>> start Data shown

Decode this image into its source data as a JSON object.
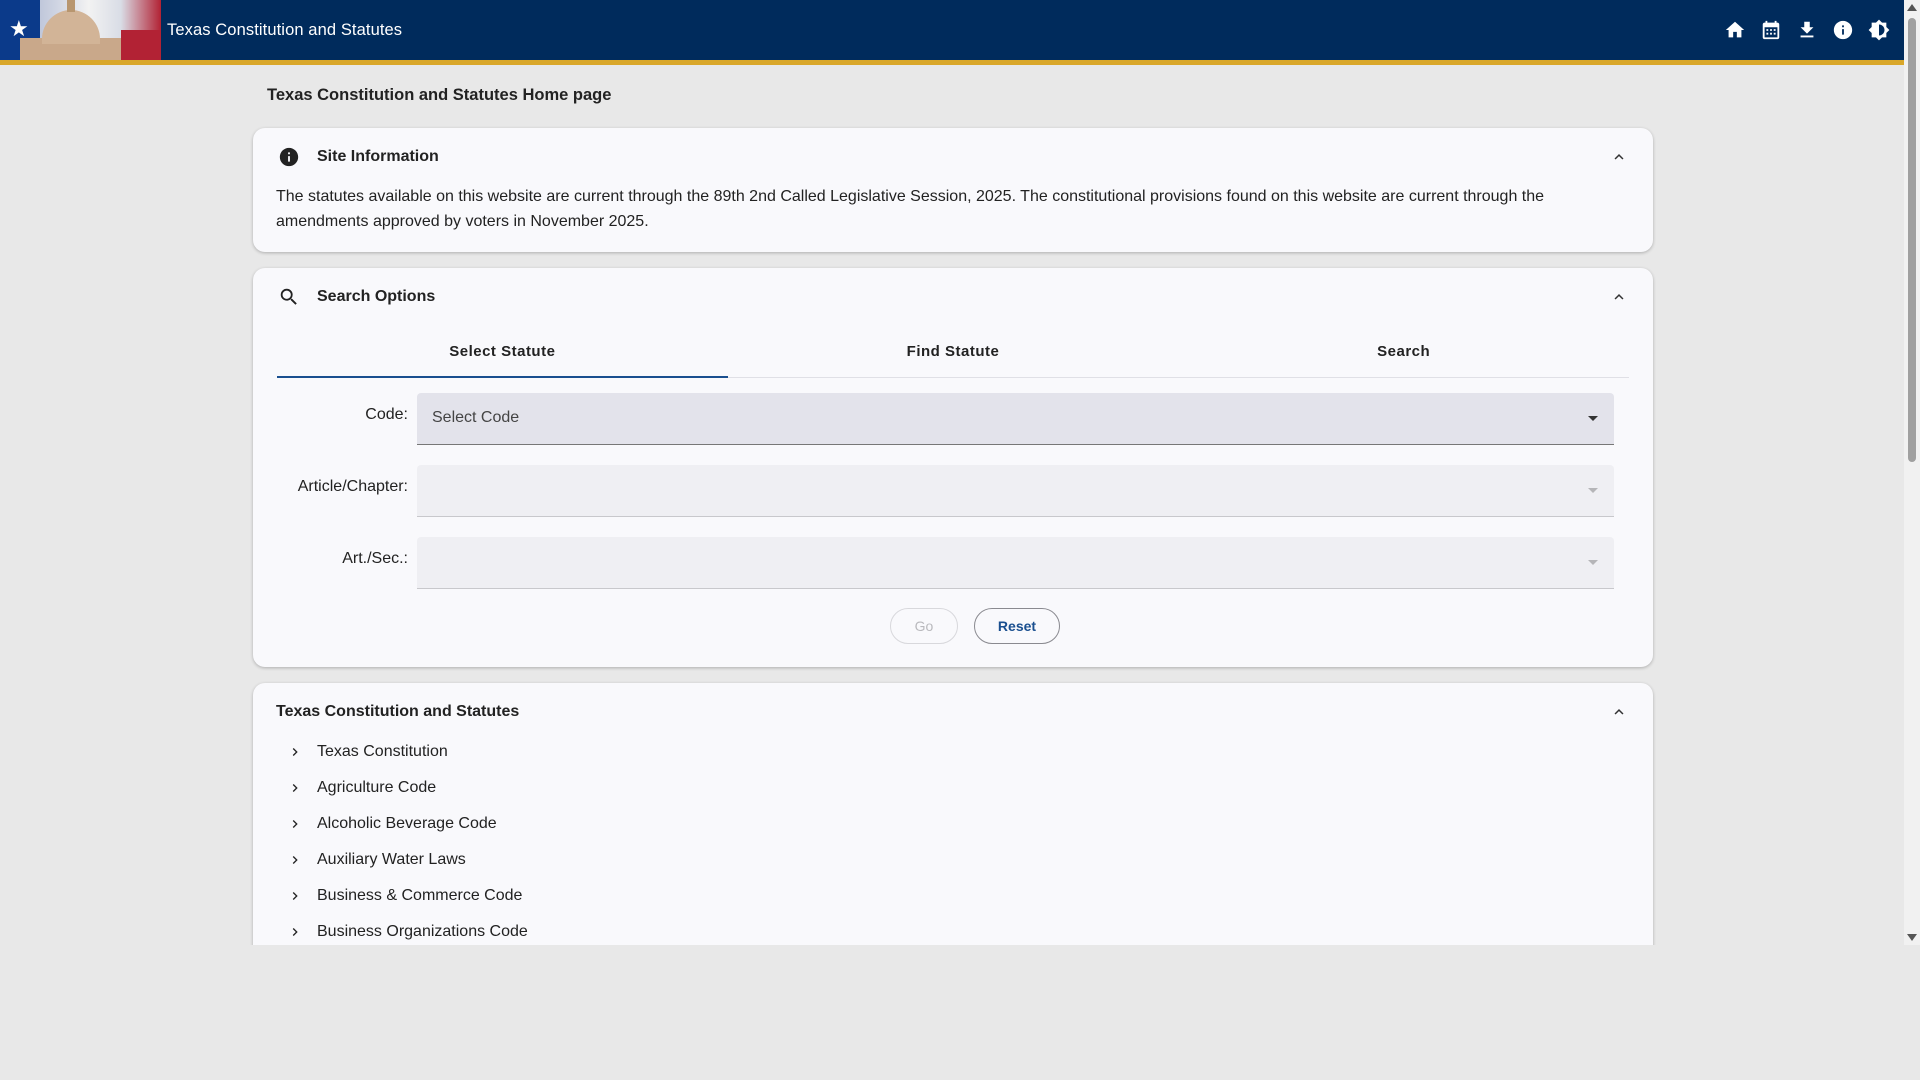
{
  "app_bar": {
    "title": "Texas Constitution and Statutes",
    "actions": [
      {
        "icon": "home-icon"
      },
      {
        "icon": "calendar-icon"
      },
      {
        "icon": "download-icon"
      },
      {
        "icon": "info-icon"
      },
      {
        "icon": "brightness-icon"
      }
    ]
  },
  "page": {
    "heading": "Texas Constitution and Statutes Home page"
  },
  "site_info": {
    "title": "Site Information",
    "text": "The statutes available on this website are current through the 89th 2nd Called Legislative Session, 2025. The constitutional provisions found on this website are current through the amendments approved by voters in November 2025."
  },
  "search_options": {
    "title": "Search Options",
    "tabs": [
      {
        "label": "Select Statute",
        "active": true
      },
      {
        "label": "Find Statute",
        "active": false
      },
      {
        "label": "Search",
        "active": false
      }
    ],
    "fields": [
      {
        "label": "Code:",
        "value": "Select Code",
        "disabled": false
      },
      {
        "label": "Article/Chapter:",
        "value": "",
        "disabled": true
      },
      {
        "label": "Art./Sec.:",
        "value": "",
        "disabled": true
      }
    ],
    "go_label": "Go",
    "reset_label": "Reset"
  },
  "statutes": {
    "title": "Texas Constitution and Statutes",
    "items": [
      "Texas Constitution",
      "Agriculture Code",
      "Alcoholic Beverage Code",
      "Auxiliary Water Laws",
      "Business & Commerce Code",
      "Business Organizations Code"
    ]
  },
  "colors": {
    "app_bar": "#002b5c",
    "app_bar_accent": "#d9a72a",
    "tab_indicator": "#1a4f8f",
    "background": "#e8e8e8"
  }
}
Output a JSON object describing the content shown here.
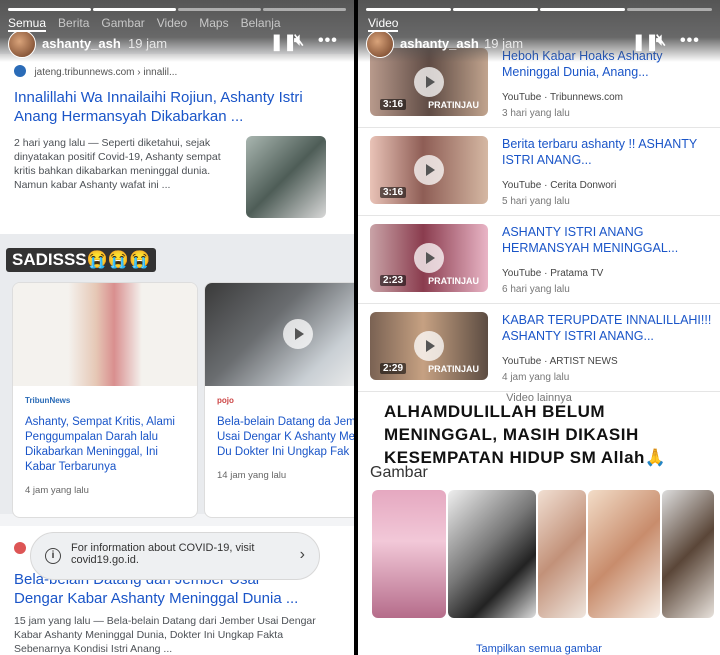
{
  "left_story": {
    "nav_tabs": [
      "Semua",
      "Berita",
      "Gambar",
      "Video",
      "Maps",
      "Belanja"
    ],
    "username": "ashanty_ash",
    "time": "19 jam",
    "result1": {
      "source": "jateng.tribunnews.com › innalil...",
      "title": "Innalillahi Wa Innailaihi Rojiun, Ashanty Istri Anang Hermansyah Dikabarkan ...",
      "snippet": "2 hari yang lalu — Seperti diketahui, sejak dinyatakan positif Covid-19, Ashanty sempat kritis bahkan dikabarkan meninggal dunia. Namun kabar Ashanty wafat ini ..."
    },
    "sticker": "SADISSS😭😭😭",
    "card1": {
      "publisher": "TribunNews",
      "title": "Ashanty, Sempat Kritis, Alami Penggumpalan Darah lalu Dikabarkan Meninggal, Ini Kabar Terbarunya",
      "age": "4 jam yang lalu"
    },
    "card2": {
      "publisher": "pojo",
      "title": "Bela-belain Datang da Jember Usai Dengar K Ashanty Meninggal Du Dokter Ini Ungkap Fak",
      "age": "14 jam yang lalu"
    },
    "covid_notice": {
      "text_line1": "For information about COVID-19, visit",
      "text_line2": "covid19.go.id."
    },
    "result2": {
      "title_line1": "Bela-belain Datang dari Jember Usai",
      "title_line2": "Dengar Kabar Ashanty Meninggal Dunia ...",
      "snippet": "15 jam yang lalu — Bela-belain Datang dari Jember Usai Dengar Kabar Ashanty Meninggal Dunia, Dokter Ini Ungkap Fakta Sebenarnya Kondisi Istri Anang ..."
    }
  },
  "right_story": {
    "section_label": "Video",
    "username": "ashanty_ash",
    "time": "19 jam",
    "videos": [
      {
        "title": "Heboh Kabar Hoaks Ashanty Meninggal Dunia, Anang...",
        "platform": "YouTube",
        "channel": "Tribunnews.com",
        "age": "3 hari yang lalu",
        "duration": "3:16",
        "badge": "PRATINJAU"
      },
      {
        "title": "Berita terbaru ashanty !! ASHANTY ISTRI ANANG...",
        "platform": "YouTube",
        "channel": "Cerita Donwori",
        "age": "5 hari yang lalu",
        "duration": "3:16",
        "badge": "PRATINJAU"
      },
      {
        "title": "ASHANTY ISTRI ANANG HERMANSYAH MENINGGAL...",
        "platform": "YouTube",
        "channel": "Pratama TV",
        "age": "6 hari yang lalu",
        "duration": "2:23",
        "badge": "PRATINJAU"
      },
      {
        "title": "KABAR TERUPDATE INNALILLAHI!!! ASHANTY ISTRI ANANG...",
        "platform": "YouTube",
        "channel": "ARTIST NEWS",
        "age": "4 jam yang lalu",
        "duration": "2:29",
        "badge": "PRATINJAU"
      }
    ],
    "more_videos": "Video lainnya",
    "caption": "ALHAMDULILLAH BELUM MENINGGAL, MASIH DIKASIH KESEMPATAN HIDUP SM Allah🙏",
    "images_label": "Gambar",
    "show_all_images": "Tampilkan semua gambar"
  },
  "icons": {
    "pause": "pause-icon",
    "mute": "mute-icon",
    "more": "more-icon",
    "play": "play-icon",
    "info": "info-icon",
    "chevron": "chevron-right-icon"
  },
  "colors": {
    "link_blue": "#1a55c8",
    "story_overlay": "#555555"
  }
}
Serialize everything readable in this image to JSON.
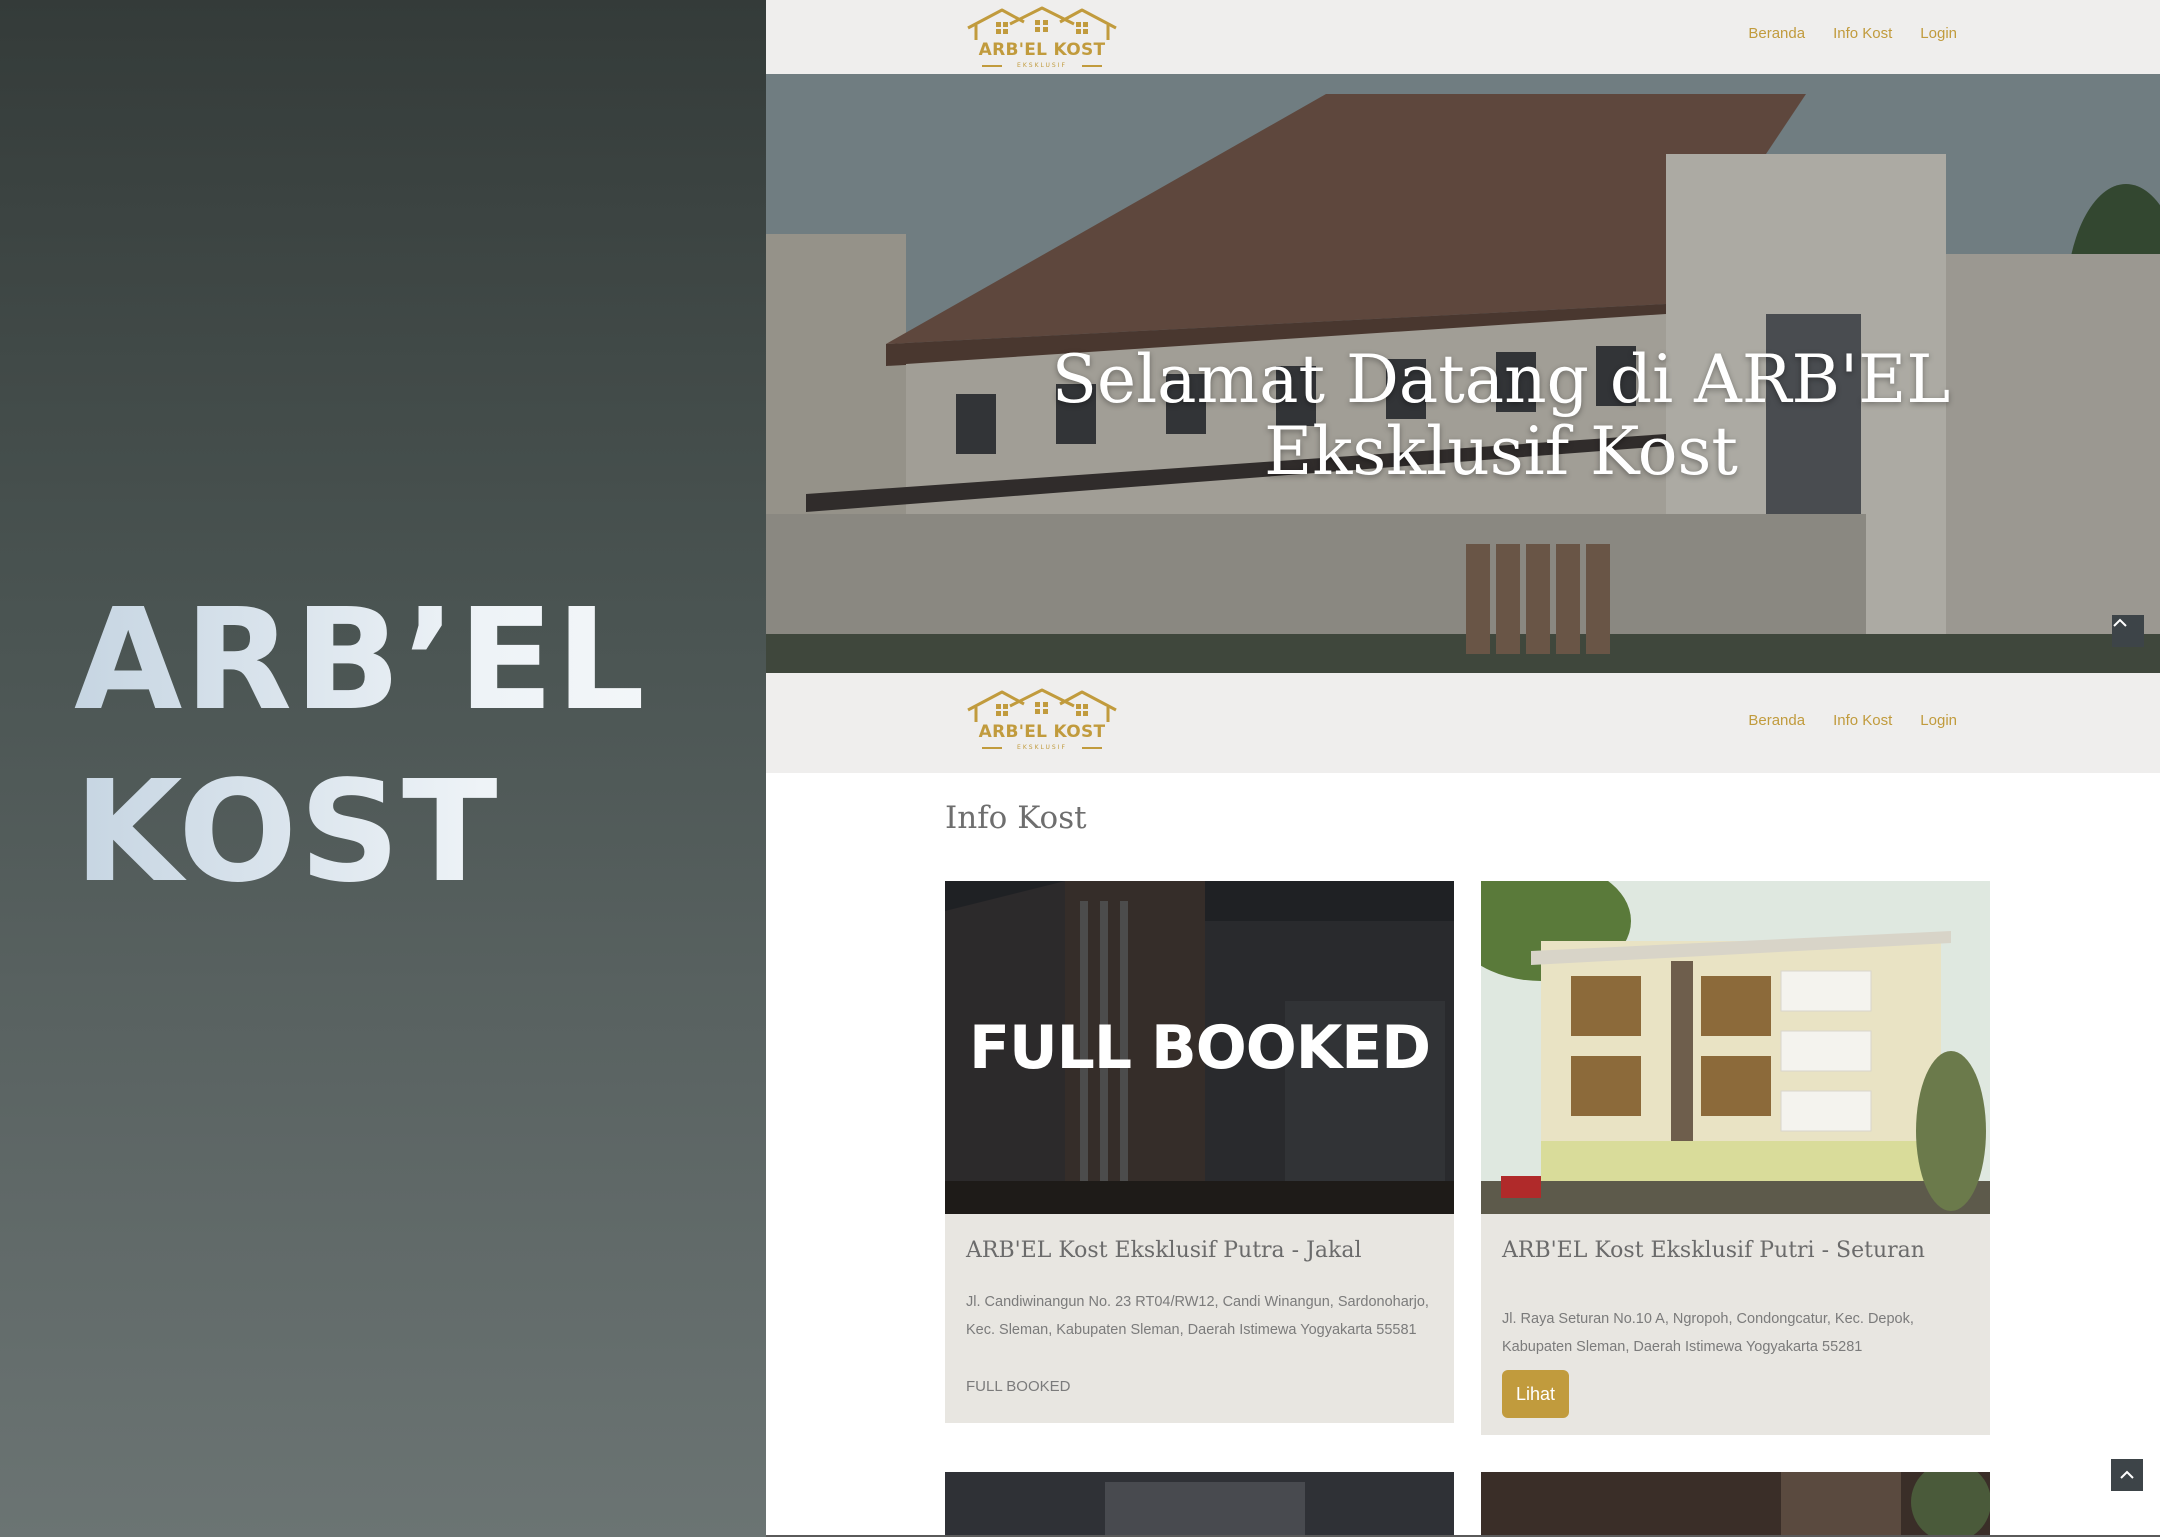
{
  "promo": {
    "title_line1": "ARB’EL",
    "title_line2": "KOST"
  },
  "brand": {
    "logo_text": "ARB'EL KOST",
    "logo_sub": "EKSKLUSIF",
    "accent_color": "#c19b3d"
  },
  "nav": {
    "items": [
      {
        "label": "Beranda"
      },
      {
        "label": "Info Kost"
      },
      {
        "label": "Login"
      }
    ]
  },
  "hero": {
    "title": "Selamat Datang di ARB'EL Eksklusif Kost"
  },
  "info": {
    "section_title": "Info Kost",
    "cards": [
      {
        "title": "ARB'EL Kost Eksklusif Putra - Jakal",
        "address": "Jl. Candiwinangun No. 23 RT04/RW12, Candi Winangun, Sardonoharjo, Kec. Sleman, Kabupaten Sleman, Daerah Istimewa Yogyakarta 55581",
        "image_overlay": "FULL BOOKED",
        "status": "FULL BOOKED"
      },
      {
        "title": "ARB'EL Kost Eksklusif Putri - Seturan",
        "address": "Jl. Raya Seturan No.10 A, Ngropoh, Condongcatur, Kec. Depok, Kabupaten Sleman, Daerah Istimewa Yogyakarta 55281",
        "button": "Lihat"
      }
    ]
  },
  "icons": {
    "scroll_top": "chevron-up-icon"
  }
}
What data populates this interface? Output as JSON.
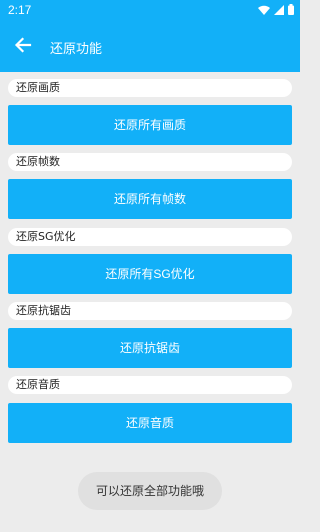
{
  "status": {
    "time": "2:17"
  },
  "header": {
    "title": "还原功能"
  },
  "sections": [
    {
      "label": "还原画质",
      "button": "还原所有画质"
    },
    {
      "label": "还原帧数",
      "button": "还原所有帧数"
    },
    {
      "label": "还原SG优化",
      "button": "还原所有SG优化"
    },
    {
      "label": "还原抗锯齿",
      "button": "还原抗锯齿"
    },
    {
      "label": "还原音质",
      "button": "还原音质"
    }
  ],
  "toast": "可以还原全部功能哦",
  "colors": {
    "accent": "#12b0f8",
    "background": "#ececec"
  },
  "icons": {
    "back": "arrow-left-icon",
    "wifi": "wifi-icon",
    "signal": "signal-icon",
    "battery": "battery-icon"
  }
}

>> end Data shown

_Problem to work on_
Read through the entries and copy each line in which "Daerah" appears.

_Response below_
        "address": "Jl. Candiwinangun No. 23 RT04/RW12, Candi Winangun, Sardonoharjo, Kec. Sleman, Kabupaten Sleman, Daerah Istimewa Yogyakarta 55581",
        "address": "Jl. Raya Seturan No.10 A, Ngropoh, Condongcatur, Kec. Depok, Kabupaten Sleman, Daerah Istimewa Yogyakarta 55281",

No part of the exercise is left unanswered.